Excerpt provided:
Aerospike Spark Connector

The Aerospike spark connector provides features to represent data stored in Aerospike as a DataFrame in Spark.

Aerospike Spark Connector includes:

Reading from Aerospike to a DataFrame
Saving a DataFrame to Aerospike
Spark SQL multiple filters pushed down to the Aerospike cluster

How to build

The source code for this solution is available on GitHub at https://github.com/aerospike/aerospark. SBT is the build tool and it will create a Uber (fat) jar as the final output of the build process. The jar will contain all the class files and dependencies.

This Library requires Java JDK 7+ Scala 2.10, SBT 0.13, Maven and the aerospike-helper-java

Before you build the Aerospike spark connector you need to build the aerospike-helper-java JAR and install it in your local maven repository. The aerospike-helper-java JAR is used by the connector to perform efficent, multi-filter queries on Aerospike.

Requirements:
A – According to the Aerospike Spark Connector page, what must you build and install in your local Maven repository before building the connector?
B – Retype the Aerospike Spark Connector page word for word, from "This Library requires" up to and including "queries on Aerospike.".

Given material:

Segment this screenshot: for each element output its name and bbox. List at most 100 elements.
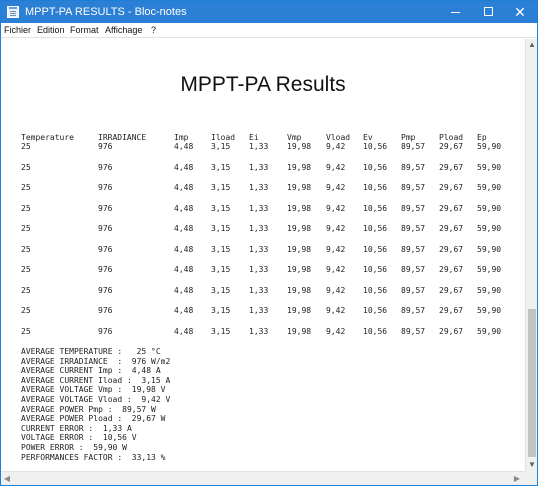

Answers to the exercises:
A – The aerospike-helper-java JAR.

B –
This Library requires Java JDK 7+ Scala 2.10, SBT 0.13, Maven and the aerospike-helper-java

Before you build the Aerospike spark connector you need to build the aerospike-helper-java JAR and install it in your local maven repository. The aerospike-helper-java JAR is used by the connector to perform efficent, multi-filter queries on Aerospike.